In the data below, find each line containing the string "Received" and return it.
## begin Excerpted data
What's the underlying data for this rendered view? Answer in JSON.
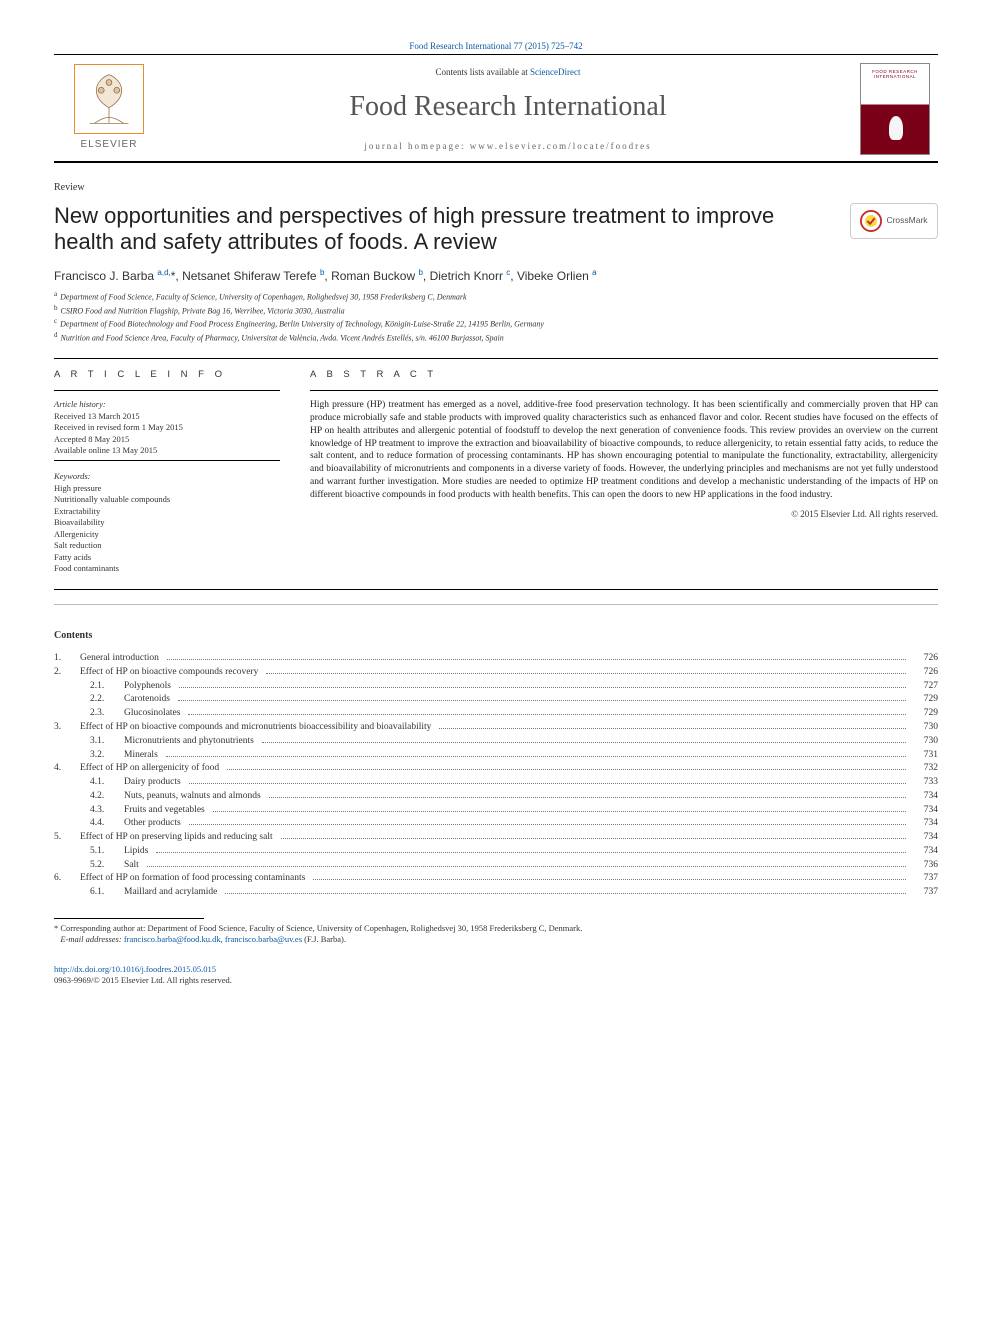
{
  "header": {
    "citation": "Food Research International 77 (2015) 725–742",
    "contents_avail_prefix": "Contents lists available at ",
    "contents_avail_link": "ScienceDirect",
    "journal": "Food Research International",
    "homepage_label": "journal homepage: www.elsevier.com/locate/foodres",
    "publisher": "ELSEVIER",
    "cover_title": "FOOD RESEARCH INTERNATIONAL"
  },
  "article": {
    "type": "Review",
    "title": "New opportunities and perspectives of high pressure treatment to improve health and safety attributes of foods. A review",
    "crossmark": "CrossMark"
  },
  "authors": [
    {
      "name": "Francisco J. Barba",
      "aff": "a,d,",
      "star": "*"
    },
    {
      "name": "Netsanet Shiferaw Terefe",
      "aff": "b"
    },
    {
      "name": "Roman Buckow",
      "aff": "b"
    },
    {
      "name": "Dietrich Knorr",
      "aff": "c"
    },
    {
      "name": "Vibeke Orlien",
      "aff": "a"
    }
  ],
  "affiliations": {
    "a": "Department of Food Science, Faculty of Science, University of Copenhagen, Rolighedsvej 30, 1958 Frederiksberg C, Denmark",
    "b": "CSIRO Food and Nutrition Flagship, Private Bag 16, Werribee, Victoria 3030, Australia",
    "c": "Department of Food Biotechnology and Food Process Engineering, Berlin University of Technology, Königin-Luise-Straße 22, 14195 Berlin, Germany",
    "d": "Nutrition and Food Science Area, Faculty of Pharmacy, Universitat de València, Avda. Vicent Andrés Estellés, s/n. 46100 Burjassot, Spain"
  },
  "info": {
    "head": "A R T I C L E   I N F O",
    "history_head": "Article history:",
    "received": "Received 13 March 2015",
    "revised": "Received in revised form 1 May 2015",
    "accepted": "Accepted 8 May 2015",
    "online": "Available online 13 May 2015",
    "keywords_head": "Keywords:",
    "keywords": [
      "High pressure",
      "Nutritionally valuable compounds",
      "Extractability",
      "Bioavailability",
      "Allergenicity",
      "Salt reduction",
      "Fatty acids",
      "Food contaminants"
    ]
  },
  "abstract": {
    "head": "A B S T R A C T",
    "text": "High pressure (HP) treatment has emerged as a novel, additive-free food preservation technology. It has been scientifically and commercially proven that HP can produce microbially safe and stable products with improved quality characteristics such as enhanced flavor and color. Recent studies have focused on the effects of HP on health attributes and allergenic potential of foodstuff to develop the next generation of convenience foods. This review provides an overview on the current knowledge of HP treatment to improve the extraction and bioavailability of bioactive compounds, to reduce allergenicity, to retain essential fatty acids, to reduce the salt content, and to reduce formation of processing contaminants. HP has shown encouraging potential to manipulate the functionality, extractability, allergenicity and bioavailability of micronutrients and components in a diverse variety of foods. However, the underlying principles and mechanisms are not yet fully understood and warrant further investigation. More studies are needed to optimize HP treatment conditions and develop a mechanistic understanding of the impacts of HP on different bioactive compounds in food products with health benefits. This can open the doors to new HP applications in the food industry.",
    "copyright": "© 2015 Elsevier Ltd. All rights reserved."
  },
  "toc": {
    "head": "Contents",
    "rows": [
      {
        "num": "1.",
        "label": "General introduction",
        "page": "726",
        "level": 1
      },
      {
        "num": "2.",
        "label": "Effect of HP on bioactive compounds recovery",
        "page": "726",
        "level": 1
      },
      {
        "num": "2.1.",
        "label": "Polyphenols",
        "page": "727",
        "level": 2
      },
      {
        "num": "2.2.",
        "label": "Carotenoids",
        "page": "729",
        "level": 2
      },
      {
        "num": "2.3.",
        "label": "Glucosinolates",
        "page": "729",
        "level": 2
      },
      {
        "num": "3.",
        "label": "Effect of HP on bioactive compounds and micronutrients bioaccessibility and bioavailability",
        "page": "730",
        "level": 1
      },
      {
        "num": "3.1.",
        "label": "Micronutrients and phytonutrients",
        "page": "730",
        "level": 2
      },
      {
        "num": "3.2.",
        "label": "Minerals",
        "page": "731",
        "level": 2
      },
      {
        "num": "4.",
        "label": "Effect of HP on allergenicity of food",
        "page": "732",
        "level": 1
      },
      {
        "num": "4.1.",
        "label": "Dairy products",
        "page": "733",
        "level": 2
      },
      {
        "num": "4.2.",
        "label": "Nuts, peanuts, walnuts and almonds",
        "page": "734",
        "level": 2
      },
      {
        "num": "4.3.",
        "label": "Fruits and vegetables",
        "page": "734",
        "level": 2
      },
      {
        "num": "4.4.",
        "label": "Other products",
        "page": "734",
        "level": 2
      },
      {
        "num": "5.",
        "label": "Effect of HP on preserving lipids and reducing salt",
        "page": "734",
        "level": 1
      },
      {
        "num": "5.1.",
        "label": "Lipids",
        "page": "734",
        "level": 2
      },
      {
        "num": "5.2.",
        "label": "Salt",
        "page": "736",
        "level": 2
      },
      {
        "num": "6.",
        "label": "Effect of HP on formation of food processing contaminants",
        "page": "737",
        "level": 1
      },
      {
        "num": "6.1.",
        "label": "Maillard and acrylamide",
        "page": "737",
        "level": 2
      }
    ]
  },
  "footnote": {
    "corresponding": "Corresponding author at: Department of Food Science, Faculty of Science, University of Copenhagen, Rolighedsvej 30, 1958 Frederiksberg C, Denmark.",
    "email_label": "E-mail addresses:",
    "emails": "francisco.barba@food.ku.dk, francisco.barba@uv.es",
    "email_suffix": "(F.J. Barba)."
  },
  "doi": {
    "url": "http://dx.doi.org/10.1016/j.foodres.2015.05.015",
    "issn_line": "0963-9969/© 2015 Elsevier Ltd. All rights reserved."
  },
  "colors": {
    "link": "#0b5aa5",
    "elsevier_orange": "#e88a2e",
    "cover_maroon": "#7a0018",
    "crossmark_outer": "#c62828",
    "crossmark_inner": "#f9d84a"
  }
}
## end Excerpted data
- Final answer -
    "received": "Received 13 March 2015",
    "revised": "Received in revised form 1 May 2015",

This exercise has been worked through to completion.